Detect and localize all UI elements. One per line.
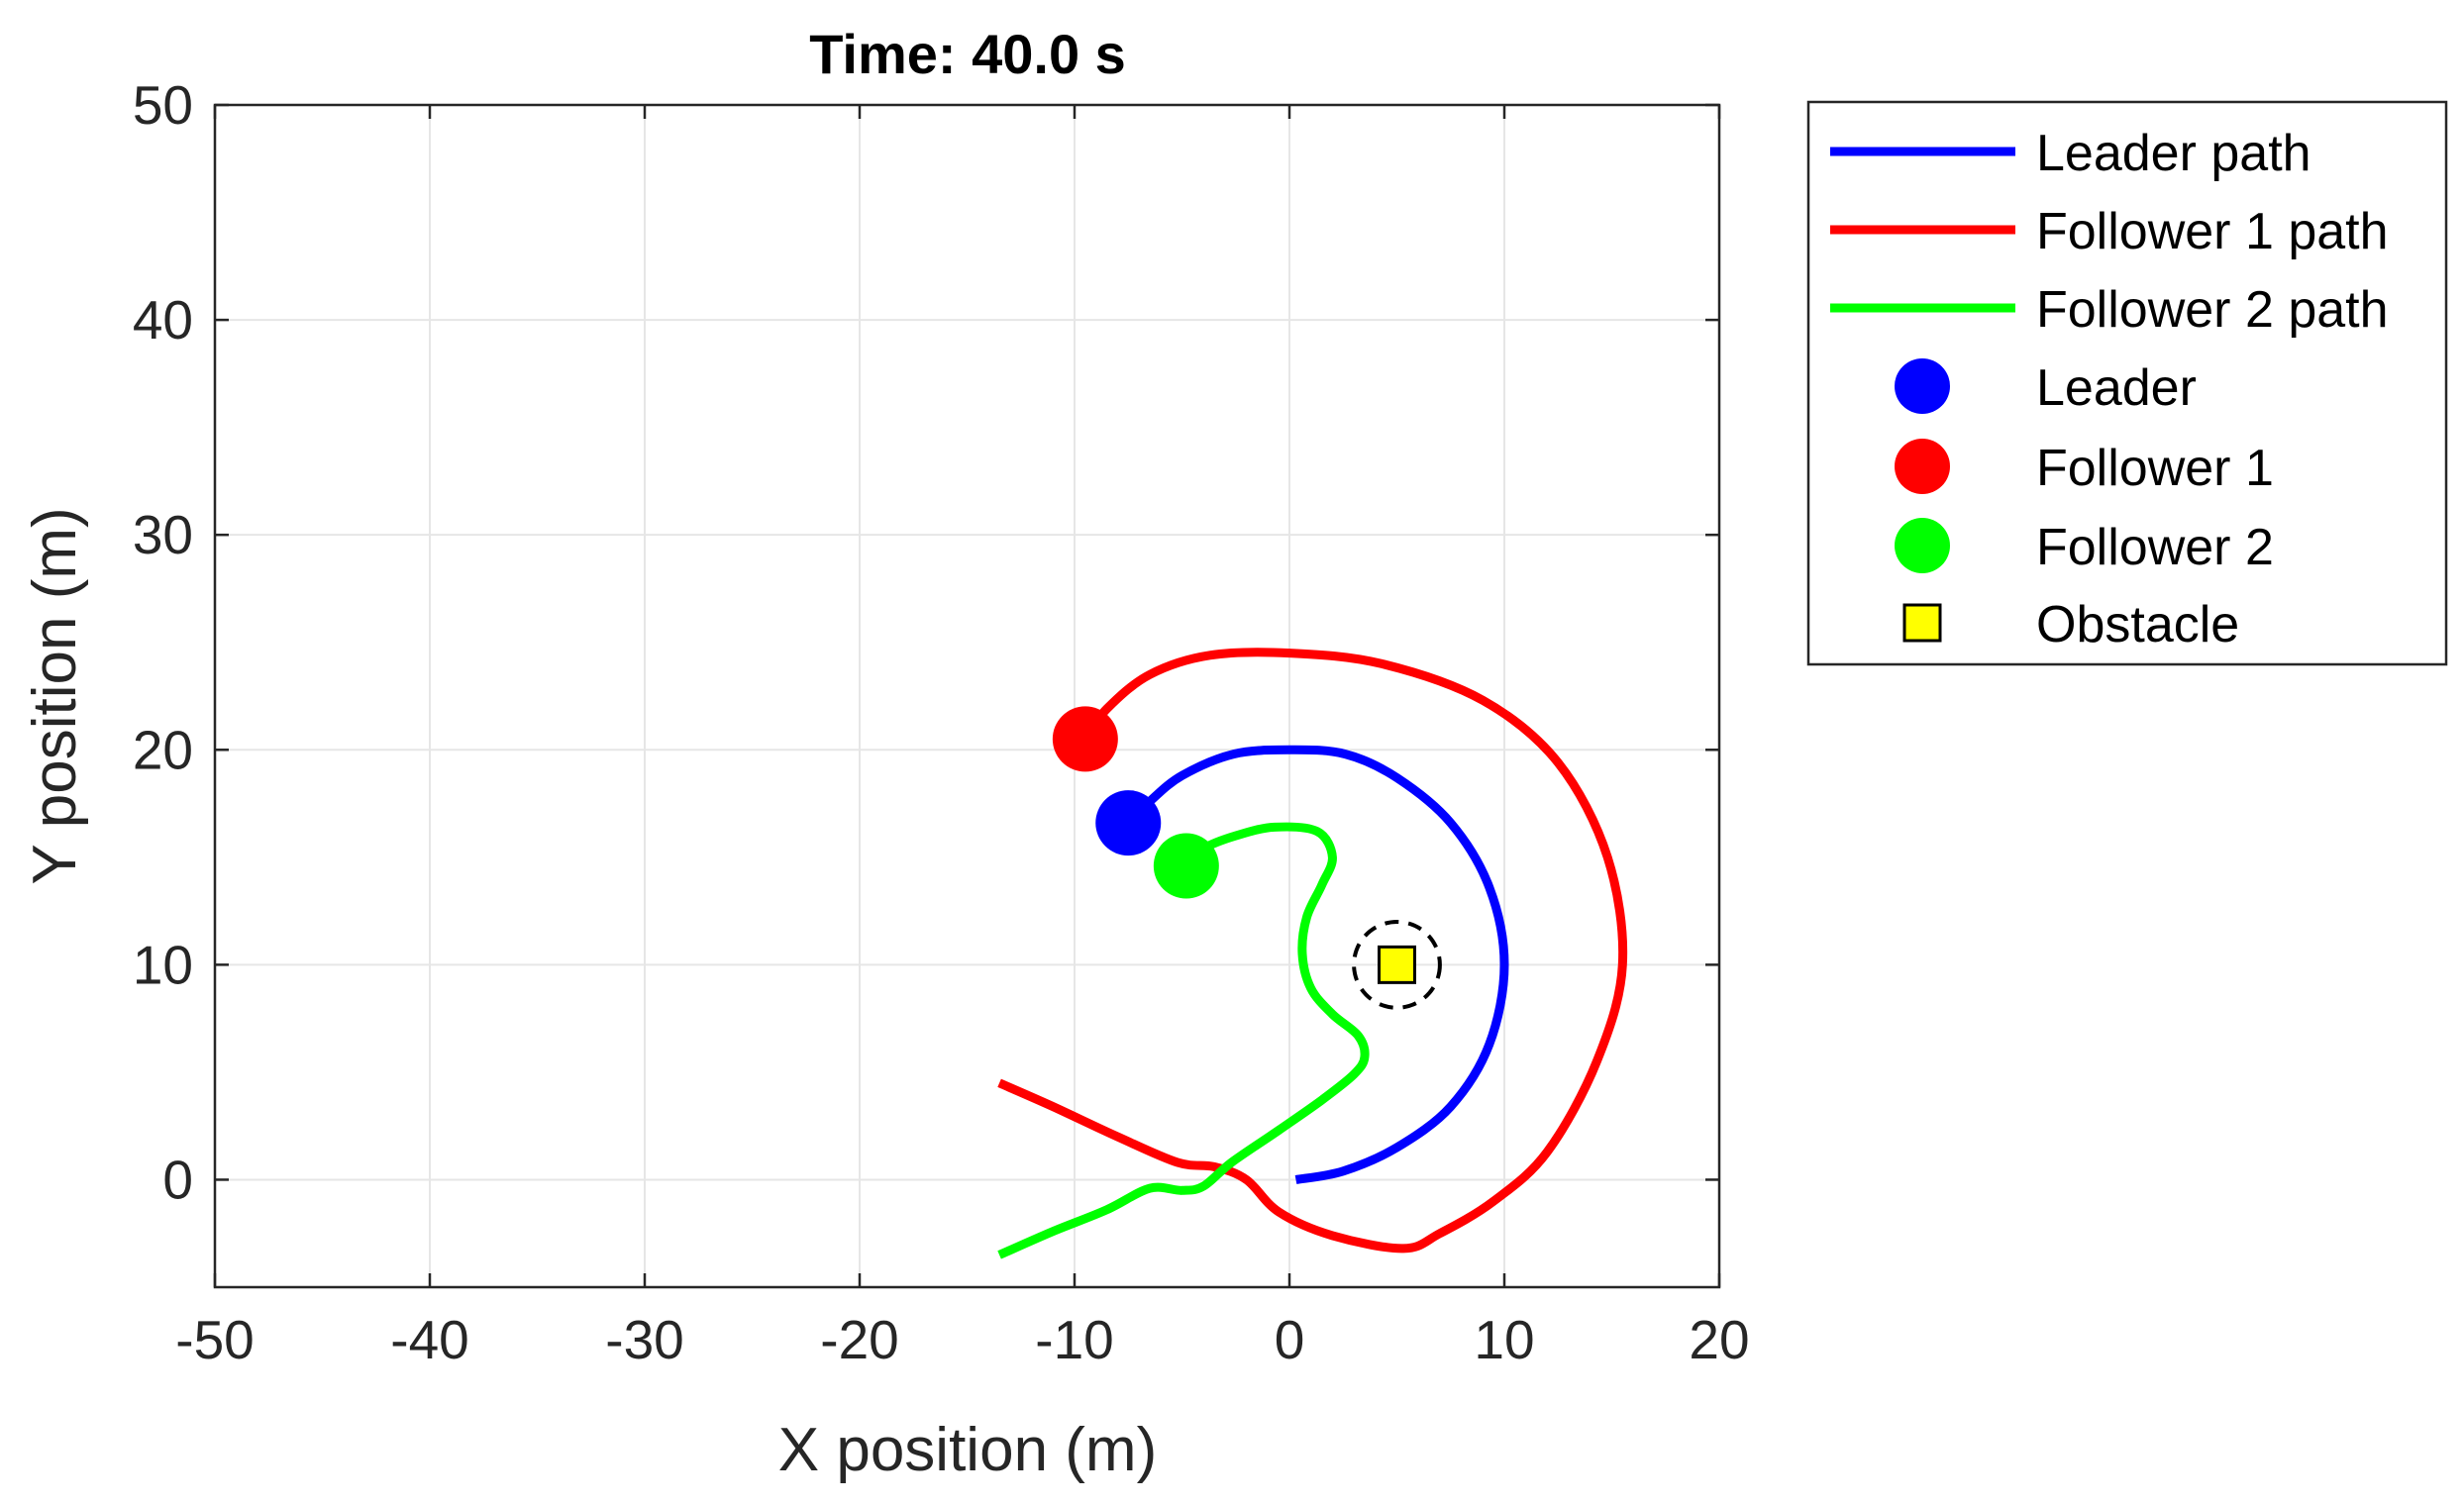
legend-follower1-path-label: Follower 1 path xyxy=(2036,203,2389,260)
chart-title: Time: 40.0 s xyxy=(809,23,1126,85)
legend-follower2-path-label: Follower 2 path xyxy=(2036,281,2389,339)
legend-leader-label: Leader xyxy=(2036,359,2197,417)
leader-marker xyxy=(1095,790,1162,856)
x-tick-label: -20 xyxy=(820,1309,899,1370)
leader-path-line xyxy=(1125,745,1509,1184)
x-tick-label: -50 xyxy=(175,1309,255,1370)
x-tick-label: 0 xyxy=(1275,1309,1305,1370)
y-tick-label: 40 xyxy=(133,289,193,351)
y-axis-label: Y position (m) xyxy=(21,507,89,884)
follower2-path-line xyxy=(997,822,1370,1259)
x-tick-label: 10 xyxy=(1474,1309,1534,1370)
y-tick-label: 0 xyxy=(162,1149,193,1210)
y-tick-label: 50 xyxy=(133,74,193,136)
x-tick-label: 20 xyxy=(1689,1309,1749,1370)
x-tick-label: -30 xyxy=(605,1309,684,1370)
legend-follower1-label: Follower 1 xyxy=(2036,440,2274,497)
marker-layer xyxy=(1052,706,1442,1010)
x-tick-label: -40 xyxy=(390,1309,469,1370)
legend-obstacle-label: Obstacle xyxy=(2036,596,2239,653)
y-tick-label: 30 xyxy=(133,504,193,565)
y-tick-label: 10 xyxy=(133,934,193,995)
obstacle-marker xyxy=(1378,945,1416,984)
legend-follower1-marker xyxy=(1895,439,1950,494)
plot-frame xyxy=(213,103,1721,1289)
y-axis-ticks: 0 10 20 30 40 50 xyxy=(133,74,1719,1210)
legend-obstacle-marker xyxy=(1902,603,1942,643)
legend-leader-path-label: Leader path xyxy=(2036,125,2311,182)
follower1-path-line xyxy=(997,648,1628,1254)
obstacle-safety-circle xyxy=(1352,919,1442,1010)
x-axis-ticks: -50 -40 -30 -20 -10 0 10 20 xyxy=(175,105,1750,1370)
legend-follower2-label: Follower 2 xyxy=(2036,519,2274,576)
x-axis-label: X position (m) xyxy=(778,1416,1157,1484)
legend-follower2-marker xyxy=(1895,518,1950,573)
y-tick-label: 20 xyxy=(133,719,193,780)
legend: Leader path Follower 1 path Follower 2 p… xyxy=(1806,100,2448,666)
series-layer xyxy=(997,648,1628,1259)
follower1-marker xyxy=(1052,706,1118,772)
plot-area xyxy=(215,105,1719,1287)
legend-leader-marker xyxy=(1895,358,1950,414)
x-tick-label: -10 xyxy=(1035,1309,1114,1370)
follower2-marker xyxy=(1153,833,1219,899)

-*-

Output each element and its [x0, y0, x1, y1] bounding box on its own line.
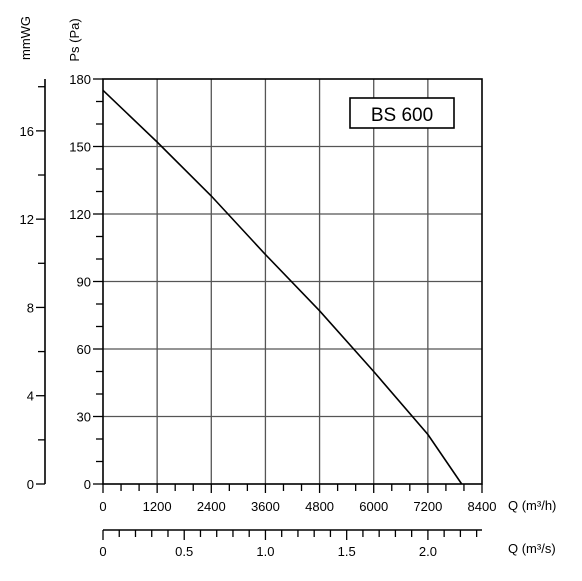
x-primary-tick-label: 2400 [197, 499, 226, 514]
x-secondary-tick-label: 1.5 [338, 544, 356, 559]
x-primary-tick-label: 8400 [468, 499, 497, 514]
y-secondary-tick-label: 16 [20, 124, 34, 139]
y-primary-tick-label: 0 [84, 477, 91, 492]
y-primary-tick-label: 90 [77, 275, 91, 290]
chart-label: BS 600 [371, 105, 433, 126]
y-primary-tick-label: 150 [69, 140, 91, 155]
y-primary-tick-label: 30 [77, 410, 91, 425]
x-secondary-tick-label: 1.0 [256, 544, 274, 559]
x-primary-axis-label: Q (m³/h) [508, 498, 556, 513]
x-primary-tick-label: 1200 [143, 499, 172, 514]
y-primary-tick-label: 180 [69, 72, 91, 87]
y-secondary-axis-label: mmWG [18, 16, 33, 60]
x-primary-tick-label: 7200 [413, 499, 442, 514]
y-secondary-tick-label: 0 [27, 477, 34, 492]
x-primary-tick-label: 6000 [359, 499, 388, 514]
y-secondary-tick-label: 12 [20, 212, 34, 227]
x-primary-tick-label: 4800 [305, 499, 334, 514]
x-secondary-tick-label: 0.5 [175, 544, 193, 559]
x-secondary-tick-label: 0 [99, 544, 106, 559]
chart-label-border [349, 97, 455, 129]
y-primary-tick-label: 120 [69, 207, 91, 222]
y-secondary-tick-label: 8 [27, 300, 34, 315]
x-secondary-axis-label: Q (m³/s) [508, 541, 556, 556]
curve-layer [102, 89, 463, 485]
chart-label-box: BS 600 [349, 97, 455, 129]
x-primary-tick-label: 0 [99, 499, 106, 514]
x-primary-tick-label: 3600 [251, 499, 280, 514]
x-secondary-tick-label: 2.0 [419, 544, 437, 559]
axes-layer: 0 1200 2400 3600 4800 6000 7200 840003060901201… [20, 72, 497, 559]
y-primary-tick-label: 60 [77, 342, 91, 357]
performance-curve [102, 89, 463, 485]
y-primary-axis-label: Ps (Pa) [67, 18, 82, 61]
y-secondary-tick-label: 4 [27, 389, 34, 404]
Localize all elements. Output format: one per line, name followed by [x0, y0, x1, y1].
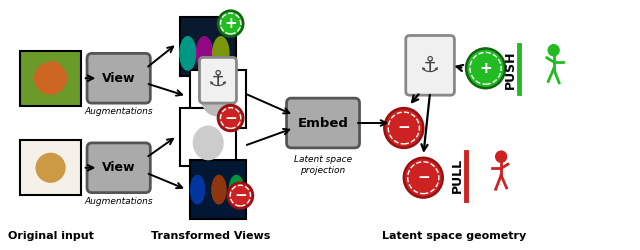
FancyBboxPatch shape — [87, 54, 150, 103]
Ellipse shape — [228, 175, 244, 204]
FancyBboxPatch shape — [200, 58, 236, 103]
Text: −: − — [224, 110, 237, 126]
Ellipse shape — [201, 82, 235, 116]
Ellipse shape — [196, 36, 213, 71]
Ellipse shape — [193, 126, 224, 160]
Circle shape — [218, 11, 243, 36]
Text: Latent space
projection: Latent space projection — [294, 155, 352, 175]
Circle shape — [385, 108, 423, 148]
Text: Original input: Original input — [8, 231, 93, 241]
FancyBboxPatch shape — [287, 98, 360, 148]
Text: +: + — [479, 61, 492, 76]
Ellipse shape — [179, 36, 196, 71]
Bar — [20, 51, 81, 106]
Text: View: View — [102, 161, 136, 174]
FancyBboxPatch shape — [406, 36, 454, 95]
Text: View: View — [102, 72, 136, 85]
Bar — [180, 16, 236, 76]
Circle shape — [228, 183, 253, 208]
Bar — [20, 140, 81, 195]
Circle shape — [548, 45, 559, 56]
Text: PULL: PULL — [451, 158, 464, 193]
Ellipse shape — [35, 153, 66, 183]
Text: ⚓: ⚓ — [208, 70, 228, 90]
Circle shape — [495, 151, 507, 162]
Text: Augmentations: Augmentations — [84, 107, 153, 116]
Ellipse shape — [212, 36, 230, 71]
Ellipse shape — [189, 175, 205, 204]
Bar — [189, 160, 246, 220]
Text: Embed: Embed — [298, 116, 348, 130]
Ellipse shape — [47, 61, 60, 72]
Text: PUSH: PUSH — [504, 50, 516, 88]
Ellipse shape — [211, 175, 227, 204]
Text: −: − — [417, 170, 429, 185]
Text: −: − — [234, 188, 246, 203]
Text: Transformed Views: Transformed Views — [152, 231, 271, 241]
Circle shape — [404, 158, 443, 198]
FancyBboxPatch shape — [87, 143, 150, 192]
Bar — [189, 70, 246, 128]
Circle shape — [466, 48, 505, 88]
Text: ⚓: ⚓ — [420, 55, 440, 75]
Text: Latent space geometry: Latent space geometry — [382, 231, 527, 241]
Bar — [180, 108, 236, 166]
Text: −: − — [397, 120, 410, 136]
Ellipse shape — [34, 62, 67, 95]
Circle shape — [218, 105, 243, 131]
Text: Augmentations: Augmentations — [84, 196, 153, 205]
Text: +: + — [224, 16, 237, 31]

-*-

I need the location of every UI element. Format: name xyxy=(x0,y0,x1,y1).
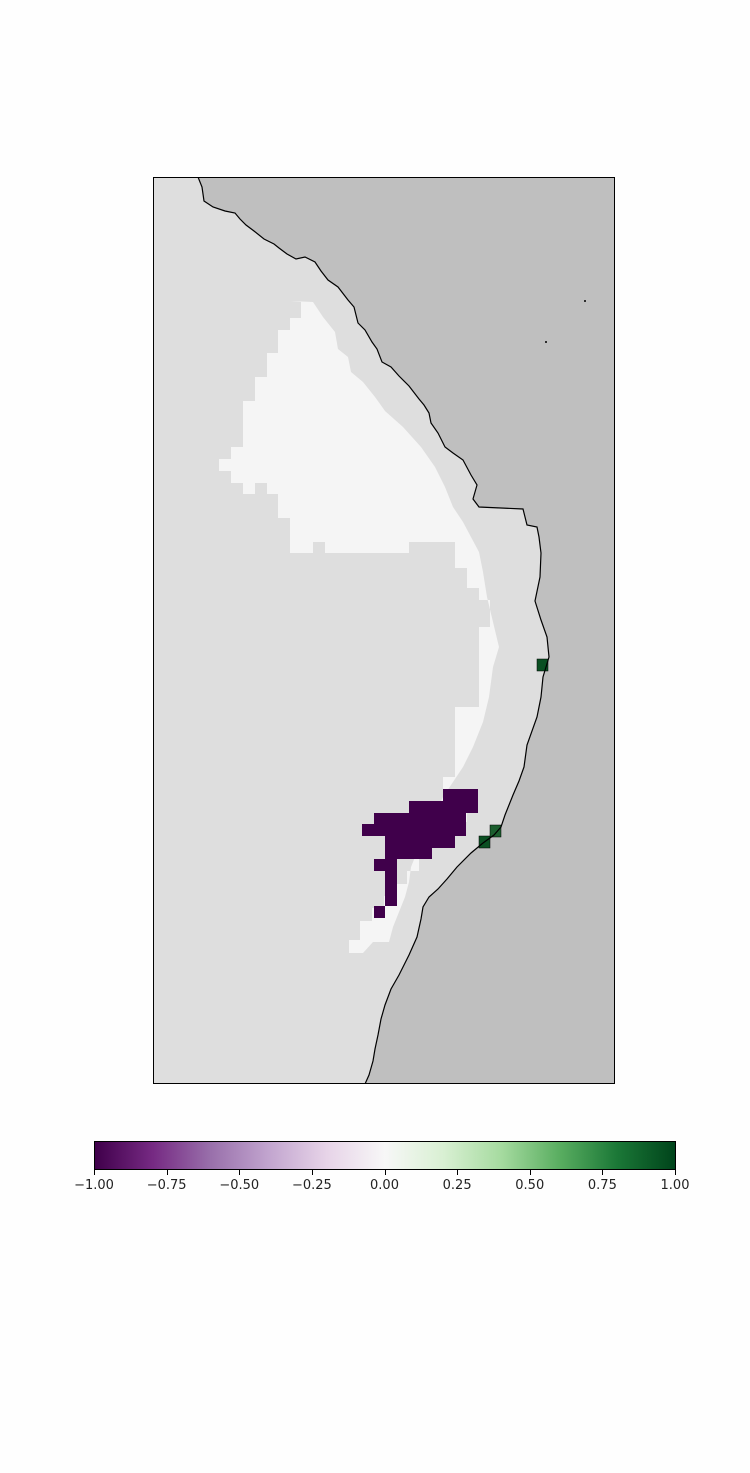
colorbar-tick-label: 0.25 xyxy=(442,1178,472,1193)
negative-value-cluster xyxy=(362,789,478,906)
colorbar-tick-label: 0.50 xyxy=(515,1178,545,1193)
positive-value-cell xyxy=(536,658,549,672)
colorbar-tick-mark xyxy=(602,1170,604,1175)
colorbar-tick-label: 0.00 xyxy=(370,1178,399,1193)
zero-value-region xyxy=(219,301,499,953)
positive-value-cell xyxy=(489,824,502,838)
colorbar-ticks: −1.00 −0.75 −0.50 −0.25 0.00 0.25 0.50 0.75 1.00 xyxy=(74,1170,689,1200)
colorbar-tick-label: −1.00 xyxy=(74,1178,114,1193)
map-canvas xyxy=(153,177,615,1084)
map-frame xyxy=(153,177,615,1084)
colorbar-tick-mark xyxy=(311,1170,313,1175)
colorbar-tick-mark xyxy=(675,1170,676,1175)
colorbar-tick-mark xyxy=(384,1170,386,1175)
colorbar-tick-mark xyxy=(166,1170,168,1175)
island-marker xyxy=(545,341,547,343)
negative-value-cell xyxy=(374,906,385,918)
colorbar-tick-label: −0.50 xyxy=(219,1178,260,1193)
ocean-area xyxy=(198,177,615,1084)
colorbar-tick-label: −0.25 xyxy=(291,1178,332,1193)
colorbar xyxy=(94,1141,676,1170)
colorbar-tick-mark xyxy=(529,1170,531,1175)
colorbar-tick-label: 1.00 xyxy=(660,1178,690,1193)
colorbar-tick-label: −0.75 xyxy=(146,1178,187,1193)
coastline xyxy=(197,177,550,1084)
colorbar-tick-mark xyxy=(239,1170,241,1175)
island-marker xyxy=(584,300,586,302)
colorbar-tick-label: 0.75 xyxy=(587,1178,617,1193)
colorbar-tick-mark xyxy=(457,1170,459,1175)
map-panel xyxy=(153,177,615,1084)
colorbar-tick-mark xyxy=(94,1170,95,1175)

-*-

▶ [EXERCISE OBJECTIVE]
Please copy out the rows from the one containing "x-primary-tick-label: 2400 [197, 499, 226, 514]" through the one containing "x-secondary-tick-label: 0 [99, 544, 106, 559]", leaving each row unchanged.

▶ [EXERCISE RESPONSE]
x-primary-tick-label: 2400 [197, 499, 226, 514]
x-secondary-tick-label: 1.5 [338, 544, 356, 559]
x-primary-tick-label: 8400 [468, 499, 497, 514]
y-secondary-tick-label: 16 [20, 124, 34, 139]
y-primary-tick-label: 0 [84, 477, 91, 492]
y-primary-tick-label: 90 [77, 275, 91, 290]
chart-label: BS 600 [371, 105, 433, 126]
y-primary-tick-label: 150 [69, 140, 91, 155]
y-primary-tick-label: 30 [77, 410, 91, 425]
x-secondary-tick-label: 1.0 [256, 544, 274, 559]
x-primary-axis-label: Q (m³/h) [508, 498, 556, 513]
x-primary-tick-label: 1200 [143, 499, 172, 514]
y-primary-tick-label: 180 [69, 72, 91, 87]
y-secondary-axis-label: mmWG [18, 16, 33, 60]
x-primary-tick-label: 7200 [413, 499, 442, 514]
y-secondary-tick-label: 0 [27, 477, 34, 492]
x-primary-tick-label: 6000 [359, 499, 388, 514]
y-secondary-tick-label: 12 [20, 212, 34, 227]
x-primary-tick-label: 4800 [305, 499, 334, 514]
x-secondary-tick-label: 0.5 [175, 544, 193, 559]
x-secondary-tick-label: 0 [99, 544, 106, 559]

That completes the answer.